> [PROBLEM TO SOLVE]
Update the lines from the line with "chart-a-data-point [70, 50, 75, 55]" to the line with "chart-b-y-label-sub: obs [23, 476, 34, 492]" by replacing "data-point" with "marker", leaving everything else unchanged.

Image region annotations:
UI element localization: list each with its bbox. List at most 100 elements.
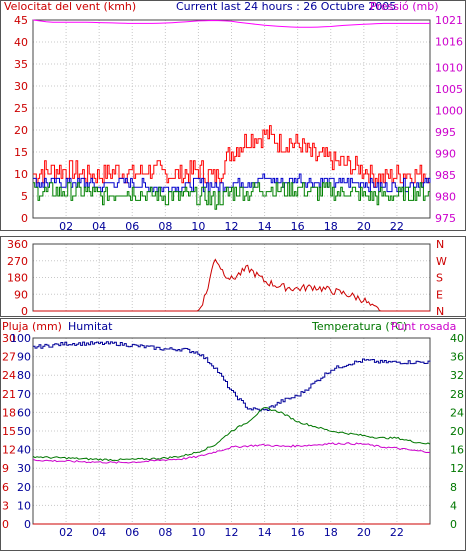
x-tick-label: 12	[225, 526, 239, 539]
x-tick-label: 08	[158, 220, 172, 233]
plot-area-frame	[32, 19, 431, 219]
y-tick-label-temperature: 40	[450, 332, 464, 345]
y-tick-label-humidity: 70	[17, 388, 31, 401]
x-tick-label: 20	[357, 220, 371, 233]
panel-wind-direction	[0, 236, 466, 317]
y-tick-label-humidity: 0	[24, 518, 31, 531]
y-tick-label-pressure: 1021	[435, 14, 463, 27]
x-tick-label: 20	[357, 526, 371, 539]
y-tick-label-temperature: 12	[450, 462, 464, 475]
plot-wind-pressure: 0510152025303540459759809859909951000100…	[14, 14, 463, 233]
x-tick-label: 22	[390, 220, 404, 233]
compass-letter: N	[436, 238, 444, 251]
x-tick-label: 08	[158, 526, 172, 539]
x-tick-label: 04	[92, 220, 106, 233]
y-tick-label-rain: 9	[2, 462, 9, 475]
y-tick-label-humidity: 10	[17, 499, 31, 512]
y-tick-label-temperature: 32	[450, 369, 464, 382]
x-tick-label: 10	[191, 526, 205, 539]
y-tick-label-temperature: 20	[450, 425, 464, 438]
y-tick-label-rain: 3	[2, 499, 9, 512]
y-tick-label-rain: 27	[2, 351, 16, 364]
y-tick-label-pressure: 990	[435, 147, 456, 160]
chart-title: Current last 24 hours : 26 Octubre 2005	[176, 0, 396, 13]
wind-speed-axis-label: Velocitat del vent (kmh)	[4, 0, 136, 13]
y-tick-label-temperature: 24	[450, 406, 464, 419]
x-tick-label: 14	[258, 526, 272, 539]
rain-axis-label: Pluja (mm)	[2, 320, 62, 333]
y-tick-label-humidity: 40	[17, 444, 31, 457]
y-tick-label-direction: 360	[7, 238, 28, 251]
pressure-axis-label: Pressió (mb)	[370, 0, 439, 13]
x-tick-label: 14	[258, 220, 272, 233]
compass-letter: W	[436, 255, 447, 268]
y-tick-label-pressure: 995	[435, 126, 456, 139]
series-humidity-line	[33, 341, 431, 412]
x-tick-label: 12	[225, 220, 239, 233]
x-tick-label: 10	[191, 220, 205, 233]
x-tick-label: 16	[291, 526, 305, 539]
series-pressure-line	[32, 19, 430, 28]
y-tick-label-pressure: 1010	[435, 61, 463, 74]
y-tick-label-pressure: 1000	[435, 104, 463, 117]
x-tick-label: 06	[125, 526, 139, 539]
y-tick-label-pressure: 975	[435, 212, 456, 225]
x-tick-label: 22	[390, 526, 404, 539]
y-tick-label-humidity: 20	[17, 481, 31, 494]
series-speed-line	[33, 182, 430, 210]
series-temperature-line	[32, 406, 431, 462]
y-tick-label-wind: 15	[14, 146, 28, 159]
y-tick-label-wind: 30	[14, 80, 28, 93]
y-tick-label-humidity: 60	[17, 406, 31, 419]
y-tick-label-humidity: 80	[17, 369, 31, 382]
panel-rain-humidity-temperature	[0, 318, 466, 551]
y-tick-label-humidity: 100	[10, 332, 31, 345]
y-tick-label-direction: 270	[7, 255, 28, 268]
y-tick-label-temperature: 8	[450, 481, 457, 494]
y-tick-label-rain: 30	[2, 332, 16, 345]
compass-letter: S	[436, 272, 443, 285]
x-tick-label: 16	[291, 220, 305, 233]
x-tick-label: 18	[324, 220, 338, 233]
plot-rain-humidity-temperature: 0369121518212427300102030405060708090100…	[2, 332, 464, 539]
y-tick-label-humidity: 50	[17, 425, 31, 438]
compass-letter: N	[436, 305, 444, 318]
y-tick-label-temperature: 0	[450, 518, 457, 531]
series-speed_max-line	[33, 173, 431, 193]
x-tick-label: 02	[59, 526, 73, 539]
y-tick-label-humidity: 90	[17, 351, 31, 364]
y-tick-label-temperature: 36	[450, 351, 464, 364]
series-direction-line	[33, 258, 430, 312]
x-tick-label: 02	[59, 220, 73, 233]
y-tick-label-rain: 18	[2, 406, 16, 419]
y-tick-label-wind: 25	[14, 102, 28, 115]
series-dewpoint-line	[32, 442, 431, 464]
y-tick-label-wind: 35	[14, 58, 28, 71]
y-tick-label-rain: 15	[2, 425, 16, 438]
temperature-axis-label: Temperatura (°C)	[311, 320, 407, 333]
y-tick-label-rain: 12	[2, 444, 16, 457]
humidity-axis-label: Humitat	[68, 320, 113, 333]
y-tick-label-temperature: 4	[450, 499, 457, 512]
y-tick-label-wind: 10	[14, 168, 28, 181]
y-tick-label-temperature: 28	[450, 388, 464, 401]
y-tick-label-rain: 0	[2, 518, 9, 531]
y-tick-label-wind: 0	[21, 212, 28, 225]
series-gust-line	[33, 125, 430, 188]
y-tick-label-pressure: 980	[435, 190, 456, 203]
x-tick-label: 06	[125, 220, 139, 233]
dewpoint-axis-label: Punt rosada	[391, 320, 456, 333]
y-tick-label-wind: 40	[14, 36, 28, 49]
y-tick-label-pressure: 1016	[435, 36, 463, 49]
y-tick-label-direction: 180	[7, 272, 28, 285]
y-tick-label-direction: 90	[14, 288, 28, 301]
y-tick-label-pressure: 1005	[435, 83, 463, 96]
plot-area-frame	[32, 243, 431, 312]
y-tick-label-wind: 5	[21, 190, 28, 203]
x-tick-label: 04	[92, 526, 106, 539]
y-tick-label-rain: 24	[2, 369, 16, 382]
y-tick-label-wind: 45	[14, 14, 28, 27]
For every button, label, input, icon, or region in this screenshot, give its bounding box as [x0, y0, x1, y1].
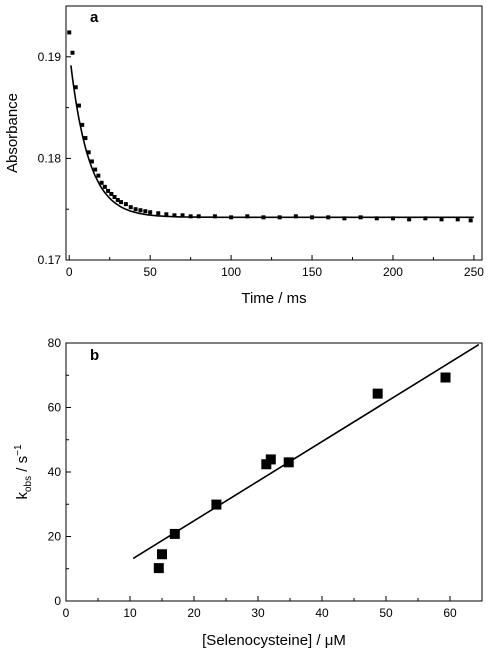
chart-a-data-point [70, 50, 75, 55]
chart-b-x-tick-label: 60 [443, 606, 457, 620]
chart-a-data-point [86, 150, 91, 155]
chart-b-x-tick-label: 40 [315, 606, 329, 620]
chart-a-data-point [196, 214, 201, 219]
chart-a-data-point [93, 167, 98, 172]
chart-a-x-tick-label: 200 [383, 265, 403, 279]
chart-a-data-point [261, 215, 266, 220]
chart-a-data-point [80, 122, 85, 127]
chart-a-data-point [277, 215, 282, 220]
chart-b-data-point [283, 457, 294, 468]
chart-b-y-label-rest: / s [14, 456, 31, 476]
chart-a-data-point [76, 103, 81, 108]
chart-a-data-point [143, 209, 148, 214]
chart-b-y-label-sub: obs [23, 476, 34, 492]
chart-a-data-point [423, 216, 428, 221]
chart-a-data-point [390, 216, 395, 221]
chart-a-y-tick-label: 0.19 [38, 50, 62, 64]
chart-a-data-point [115, 198, 120, 203]
chart-a-data-point [212, 214, 217, 219]
chart-b-y-label-main: k [14, 492, 31, 500]
chart-a-points [67, 30, 473, 223]
chart-a-data-point [455, 217, 460, 222]
chart-a-data-point [119, 200, 124, 205]
chart-b-x-tick-label: 30 [251, 606, 265, 620]
chart-b-points [153, 372, 451, 574]
chart-b-y-tick-label: 80 [48, 336, 62, 350]
chart-a-y-tick-label: 0.18 [38, 151, 62, 165]
chart-a-data-point [180, 213, 185, 218]
chart-a-frame [65, 5, 483, 261]
chart-a-x-tick-label: 50 [143, 265, 157, 279]
chart-b-y-tick-label: 0 [54, 594, 61, 608]
chart-b-x-tick-label: 0 [63, 606, 70, 620]
chart-a-fit-curve [70, 65, 474, 219]
chart-b-y-tick-label: 60 [48, 401, 62, 415]
chart-a-data-point [407, 217, 412, 222]
chart-b-data-point [211, 499, 222, 510]
chart-a-x-tick-label: 0 [66, 265, 73, 279]
chart-b-x-ticks: 0 10 20 30 40 50 60 [63, 596, 457, 620]
chart-a-data-point [73, 85, 78, 90]
chart-b-x-tick-label: 20 [187, 606, 201, 620]
chart-a-data-point [293, 214, 298, 219]
chart-a-data-point [229, 215, 234, 220]
chart-a-data-point [358, 215, 363, 220]
chart-a-data-point [439, 217, 444, 222]
chart-b-y-ticks: 0 20 40 60 80 [48, 336, 71, 608]
chart-b-x-tick-label: 50 [379, 606, 393, 620]
chart-a-panel-label: a [90, 9, 99, 26]
chart-a-data-point [310, 215, 315, 220]
chart-b-y-label-sup: −1 [13, 444, 24, 456]
chart-b-data-point [153, 563, 164, 574]
chart-a-data-point [99, 180, 104, 185]
chart-a-x-tick-label: 150 [302, 265, 322, 279]
chart-a-data-point [138, 208, 143, 213]
chart-b-data-point [440, 372, 451, 383]
chart-a-data-point [96, 173, 101, 178]
chart-a-data-point [133, 207, 138, 212]
chart-a-data-point [112, 195, 117, 200]
chart-b-x-tick-label: 10 [123, 606, 137, 620]
chart-a-x-tick-label: 100 [221, 265, 241, 279]
chart-a: a 0 50 100 150 200 250 0.17 0.18 0.19 Time / ms… [4, 5, 484, 307]
chart-a-data-point [106, 188, 111, 193]
chart-a-data-point [83, 136, 88, 141]
chart-a-data-point [156, 211, 161, 216]
chart-a-data-point [128, 205, 133, 210]
chart-b-y-label: kobs / s−1 [13, 444, 34, 499]
chart-a-y-label: Absorbance [4, 93, 21, 173]
chart-a-data-point [374, 216, 379, 221]
chart-b-x-label: [Selenocysteine] / μM [202, 632, 346, 649]
chart-a-data-point [109, 191, 114, 196]
chart-a-data-point [342, 216, 347, 221]
chart-b-panel-label: b [90, 347, 99, 364]
chart-b-data-point [157, 549, 167, 560]
chart-a-x-ticks: 0 50 100 150 200 250 [66, 255, 484, 279]
chart-a-data-point [102, 184, 107, 189]
chart-a-data-point [326, 215, 331, 220]
chart-a-y-ticks: 0.17 0.18 0.19 [38, 50, 71, 267]
chart-a-x-label: Time / ms [241, 290, 306, 307]
chart-b-y-tick-label: 40 [48, 465, 62, 479]
chart-a-data-point [67, 30, 72, 35]
chart-a-data-point [188, 214, 193, 219]
chart-a-data-point [245, 214, 250, 219]
chart-b-y-tick-label: 20 [48, 530, 62, 544]
chart-b-fit-line [132, 343, 480, 560]
chart-b-data-point [265, 454, 276, 465]
chart-a-data-point [164, 212, 169, 217]
chart-a-data-point [123, 202, 128, 207]
chart-a-data-point [148, 210, 153, 215]
chart-b-data-point [169, 528, 180, 539]
chart-a-y-tick-label: 0.17 [38, 253, 62, 267]
chart-a-data-point [172, 213, 177, 218]
chart-b-data-point [372, 388, 383, 399]
chart-a-data-point [89, 159, 94, 164]
chart-a-x-tick-label: 250 [464, 265, 484, 279]
chart-a-data-point [468, 218, 473, 223]
chart-b: b 0 10 20 30 40 50 60 0 20 40 60 80 [Selenocystein… [13, 336, 483, 649]
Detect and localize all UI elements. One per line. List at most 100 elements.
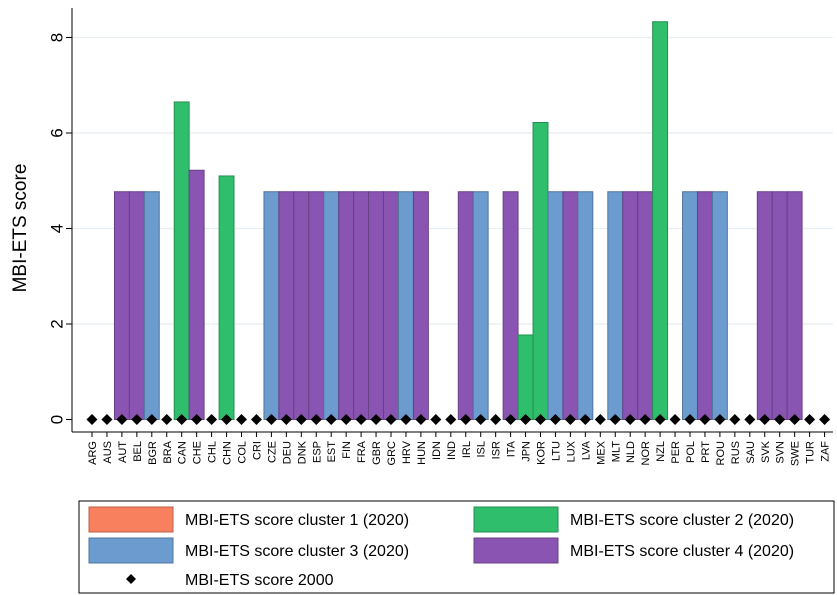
marker-FRA (355, 414, 367, 425)
bar-FRA (353, 191, 370, 420)
x-tick-label-DNK: DNK (296, 440, 308, 464)
marker-IRL (460, 414, 472, 425)
bar-GRC (383, 191, 399, 420)
x-tick-label-NLD: NLD (625, 441, 637, 463)
marker-EST (325, 414, 337, 425)
bar-NZL (652, 21, 669, 421)
bar-EST (323, 191, 340, 420)
marker-SWE (789, 414, 801, 425)
x-tick-label-LTU: LTU (550, 441, 562, 461)
marker-PRT (699, 414, 711, 425)
bar-ISL (472, 191, 489, 420)
marker-KOR (535, 414, 546, 425)
bar-NLD (622, 191, 639, 420)
marker-ZAF (819, 414, 831, 425)
bar-BGR (143, 191, 160, 420)
marker-GBR (370, 414, 382, 425)
bar-ITA (502, 191, 519, 420)
x-tick-label-NOR: NOR (640, 441, 652, 466)
marker-CAN (176, 414, 188, 425)
marker-SVN (774, 414, 786, 425)
bar-HUN (412, 191, 429, 420)
x-tick-label-SVN: SVN (775, 441, 787, 464)
bar-ROU (711, 191, 728, 420)
marker-MLT (609, 414, 621, 425)
bar-CZE (263, 191, 280, 420)
x-tick-label-CRI: CRI (251, 441, 263, 460)
legend-swatch (473, 506, 559, 533)
x-tick-label-AUT: AUT (117, 441, 129, 463)
legend-diamond (126, 574, 136, 584)
x-tick-label-CAN: CAN (177, 441, 189, 464)
bar-SVN (771, 191, 788, 420)
marker-RUS (729, 414, 741, 425)
x-tick-label-EST: EST (326, 441, 338, 463)
bar-FIN (338, 191, 355, 420)
marker-CZE (265, 414, 277, 425)
y-tick-labels: 0 2 4 6 8 (48, 33, 67, 424)
marker-PER (669, 414, 681, 425)
x-tick-label-BRA: BRA (162, 440, 174, 463)
legend-label: MBI-ETS score cluster 3 (2020) (185, 543, 409, 560)
x-tick-label-ITA: ITA (506, 440, 518, 457)
bar-LUX (562, 191, 579, 420)
x-tick-label-CZE: CZE (266, 441, 278, 463)
marker-JPN (520, 414, 532, 425)
x-tick-label-COL: COL (237, 441, 249, 464)
legend-label: MBI-ETS score cluster 1 (2020) (185, 512, 409, 529)
marker-FIN (340, 414, 352, 425)
y-tick-label: 0 (48, 415, 67, 424)
bar-DEU (278, 191, 295, 420)
marker-ROU (714, 414, 726, 425)
marker-GRC (385, 414, 397, 425)
marker-SVK (759, 414, 771, 425)
marker-CHN (221, 414, 233, 425)
marker-COL (236, 414, 247, 425)
bar-SVK (756, 191, 773, 420)
marker-SAU (744, 414, 756, 425)
bar-CHE (188, 169, 205, 420)
x-tick-label-GRC: GRC (386, 441, 398, 466)
marker-TUR (804, 414, 816, 425)
legend-box (78, 500, 835, 594)
marker-ESP (310, 414, 322, 425)
marker-BRA (161, 414, 173, 425)
x-tick-label-LUX: LUX (565, 440, 577, 462)
marker-AUS (101, 414, 113, 425)
x-tick-labels: ARG AUS AUT BEL BGR BRA CAN CHE CHL CHN COL CRI CZE D… (87, 440, 832, 466)
x-tick-label-HRV: HRV (401, 440, 413, 464)
x-tick-label-RUS: RUS (730, 441, 742, 464)
bar-LVA (577, 191, 594, 420)
legend-swatch (88, 506, 174, 533)
legend: MBI-ETS score cluster 1 (2020) MBI-ETS sc… (78, 500, 835, 594)
bar-HRV (398, 191, 414, 420)
x-tick-label-BEL: BEL (132, 441, 144, 462)
bar-PRT (697, 191, 713, 420)
x-tick-label-MEX: MEX (595, 440, 607, 465)
x-tick-label-ISL: ISL (476, 441, 488, 458)
marker-ISR (490, 414, 502, 425)
bar-MLT (607, 191, 624, 420)
marker-LVA (579, 414, 591, 425)
marker-AUT (116, 414, 128, 425)
marker-POL (684, 414, 696, 425)
marker-NLD (624, 414, 636, 425)
marker-MEX (594, 414, 606, 425)
x-tick-label-GBR: GBR (371, 441, 383, 465)
x-tick-label-BGR: BGR (147, 441, 159, 465)
x-tick-label-KOR: KOR (536, 441, 548, 465)
x-tick-label-FRA: FRA (356, 440, 368, 463)
bar-DNK (293, 191, 310, 420)
marker-NZL (654, 414, 666, 425)
marker-LTU (549, 414, 561, 425)
y-tick-label: 6 (48, 128, 67, 137)
bar-JPN (517, 334, 534, 421)
x-tick-label-SAU: SAU (745, 441, 757, 464)
x-tick-label-AUS: AUS (102, 441, 114, 464)
x-tick-label-JPN: JPN (521, 441, 533, 462)
bar-GBR (368, 191, 385, 420)
marker-BEL (131, 414, 143, 425)
x-tick-label-SVK: SVK (760, 440, 772, 463)
y-tick-label: 4 (48, 224, 67, 233)
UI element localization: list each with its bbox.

> [EXERCISE SOLUTION]
chart-a-marker [70, 50, 75, 55]
chart-b-x-tick-label: 60 [443, 606, 457, 620]
chart-a-marker [86, 150, 91, 155]
chart-b-x-tick-label: 40 [315, 606, 329, 620]
chart-a-marker [196, 214, 201, 219]
chart-a-marker [93, 167, 98, 172]
chart-a-x-tick-label: 200 [383, 265, 403, 279]
chart-a-marker [261, 215, 266, 220]
chart-a-marker [80, 122, 85, 127]
chart-a-marker [277, 215, 282, 220]
chart-b-marker [283, 457, 294, 468]
chart-b-y-label-rest: / s [14, 456, 31, 476]
chart-a-marker [76, 103, 81, 108]
chart-a-marker [143, 209, 148, 214]
chart-b-y-label-sub: obs [23, 476, 34, 492]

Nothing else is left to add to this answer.